Exactly as given, repeat all of the entries.

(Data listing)
=-=-=-=-=

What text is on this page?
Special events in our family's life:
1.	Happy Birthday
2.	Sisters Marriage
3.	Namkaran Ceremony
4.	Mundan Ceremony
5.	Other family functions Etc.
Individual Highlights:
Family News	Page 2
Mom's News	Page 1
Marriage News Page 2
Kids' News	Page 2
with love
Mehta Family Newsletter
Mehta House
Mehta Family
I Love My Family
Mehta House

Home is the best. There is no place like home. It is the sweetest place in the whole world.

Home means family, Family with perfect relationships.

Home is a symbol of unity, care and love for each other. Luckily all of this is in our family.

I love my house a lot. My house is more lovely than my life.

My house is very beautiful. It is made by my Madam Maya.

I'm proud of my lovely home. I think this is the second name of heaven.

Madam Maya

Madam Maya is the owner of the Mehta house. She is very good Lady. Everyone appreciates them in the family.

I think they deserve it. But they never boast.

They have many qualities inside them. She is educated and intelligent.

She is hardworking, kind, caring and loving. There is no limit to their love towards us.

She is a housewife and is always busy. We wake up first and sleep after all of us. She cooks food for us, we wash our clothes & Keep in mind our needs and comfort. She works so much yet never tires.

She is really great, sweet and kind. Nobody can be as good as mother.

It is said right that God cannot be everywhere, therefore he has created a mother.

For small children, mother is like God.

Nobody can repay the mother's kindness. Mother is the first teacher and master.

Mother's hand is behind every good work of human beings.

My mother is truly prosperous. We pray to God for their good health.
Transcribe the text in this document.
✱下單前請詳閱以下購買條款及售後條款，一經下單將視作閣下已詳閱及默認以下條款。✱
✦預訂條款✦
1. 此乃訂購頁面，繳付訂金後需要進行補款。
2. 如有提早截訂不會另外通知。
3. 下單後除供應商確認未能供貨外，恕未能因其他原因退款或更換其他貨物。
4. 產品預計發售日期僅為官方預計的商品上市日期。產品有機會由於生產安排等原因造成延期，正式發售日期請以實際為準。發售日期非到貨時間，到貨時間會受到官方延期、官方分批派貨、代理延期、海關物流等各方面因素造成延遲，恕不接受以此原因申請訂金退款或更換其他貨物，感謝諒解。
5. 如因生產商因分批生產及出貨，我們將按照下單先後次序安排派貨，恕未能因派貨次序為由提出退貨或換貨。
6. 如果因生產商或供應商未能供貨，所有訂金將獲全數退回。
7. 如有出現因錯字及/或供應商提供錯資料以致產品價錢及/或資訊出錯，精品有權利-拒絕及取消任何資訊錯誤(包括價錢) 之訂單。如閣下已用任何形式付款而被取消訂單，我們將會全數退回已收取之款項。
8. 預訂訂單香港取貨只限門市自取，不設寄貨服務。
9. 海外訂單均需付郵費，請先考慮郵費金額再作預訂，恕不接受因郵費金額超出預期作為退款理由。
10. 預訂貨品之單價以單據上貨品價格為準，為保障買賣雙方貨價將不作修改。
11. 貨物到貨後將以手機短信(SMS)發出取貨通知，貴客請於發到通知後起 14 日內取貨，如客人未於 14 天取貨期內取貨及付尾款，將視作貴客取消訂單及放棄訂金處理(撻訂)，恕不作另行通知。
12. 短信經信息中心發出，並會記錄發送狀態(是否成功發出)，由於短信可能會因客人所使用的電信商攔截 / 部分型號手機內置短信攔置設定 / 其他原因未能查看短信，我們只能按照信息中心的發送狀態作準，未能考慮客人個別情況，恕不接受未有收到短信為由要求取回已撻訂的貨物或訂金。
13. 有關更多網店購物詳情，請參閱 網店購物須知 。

=-=-=-=-=

SOLUTION BELOW>
What text is on this page?
Special events in our family's life:
1.	Happy Birthday
2.	Sisters Marriage
3.	Namkaran Ceremony
4.	Mundan Ceremony
5.	Other family functions Etc.
Individual Highlights:
Family News	Page 2
Mom's News	Page 1
Marriage News Page 2
Kids' News	Page 2
with love
Mehta Family Newsletter
Mehta House
Mehta Family
I Love My Family
Mehta House

Home is the best. There is no place like home. It is the sweetest place in the whole world.

Home means family, Family with perfect relationships.

Home is a symbol of unity, care and love for each other. Luckily all of this is in our family.

I love my house a lot. My house is more lovely than my life.

My house is very beautiful. It is made by my Madam Maya.

I'm proud of my lovely home. I think this is the second name of heaven.

Madam Maya

Madam Maya is the owner of the Mehta house. She is very good Lady. Everyone appreciates them in the family.

I think they deserve it. But they never boast.

They have many qualities inside them. She is educated and intelligent.

She is hardworking, kind, caring and loving. There is no limit to their love towards us.

She is a housewife and is always busy. We wake up first and sleep after all of us. She cooks food for us, we wash our clothes & Keep in mind our needs and comfort. She works so much yet never tires.

She is really great, sweet and kind. Nobody can be as good as mother.

It is said right that God cannot be everywhere, therefore he has created a mother.

For small children, mother is like God.

Nobody can repay the mother's kindness. Mother is the first teacher and master.

Mother's hand is behind every good work of human beings.

My mother is truly prosperous. We pray to God for their good health.
Transcribe the text in this document.
✱下單前請詳閱以下購買條款及售後條款，一經下單將視作閣下已詳閱及默認以下條款。✱
✦預訂條款✦
1. 此乃訂購頁面，繳付訂金後需要進行補款。
2. 如有提早截訂不會另外通知。
3. 下單後除供應商確認未能供貨外，恕未能因其他原因退款或更換其他貨物。
4. 產品預計發售日期僅為官方預計的商品上市日期。產品有機會由於生產安排等原因造成延期，正式發售日期請以實際為準。發售日期非到貨時間，到貨時間會受到官方延期、官方分批派貨、代理延期、海關物流等各方面因素造成延遲，恕不接受以此原因申請訂金退款或更換其他貨物，感謝諒解。
5. 如因生產商因分批生產及出貨，我們將按照下單先後次序安排派貨，恕未能因派貨次序為由提出退貨或換貨。
6. 如果因生產商或供應商未能供貨，所有訂金將獲全數退回。
7. 如有出現因錯字及/或供應商提供錯資料以致產品價錢及/或資訊出錯，精品有權利-拒絕及取消任何資訊錯誤(包括價錢) 之訂單。如閣下已用任何形式付款而被取消訂單，我們將會全數退回已收取之款項。
8. 預訂訂單香港取貨只限門市自取，不設寄貨服務。
9. 海外訂單均需付郵費，請先考慮郵費金額再作預訂，恕不接受因郵費金額超出預期作為退款理由。
10. 預訂貨品之單價以單據上貨品價格為準，為保障買賣雙方貨價將不作修改。
11. 貨物到貨後將以手機短信(SMS)發出取貨通知，貴客請於發到通知後起 14 日內取貨，如客人未於 14 天取貨期內取貨及付尾款，將視作貴客取消訂單及放棄訂金處理(撻訂)，恕不作另行通知。
12. 短信經信息中心發出，並會記錄發送狀態(是否成功發出)，由於短信可能會因客人所使用的電信商攔截 / 部分型號手機內置短信攔置設定 / 其他原因未能查看短信，我們只能按照信息中心的發送狀態作準，未能考慮客人個別情況，恕不接受未有收到短信為由要求取回已撻訂的貨物或訂金。
13. 有關更多網店購物詳情，請參閱 網店購物須知 。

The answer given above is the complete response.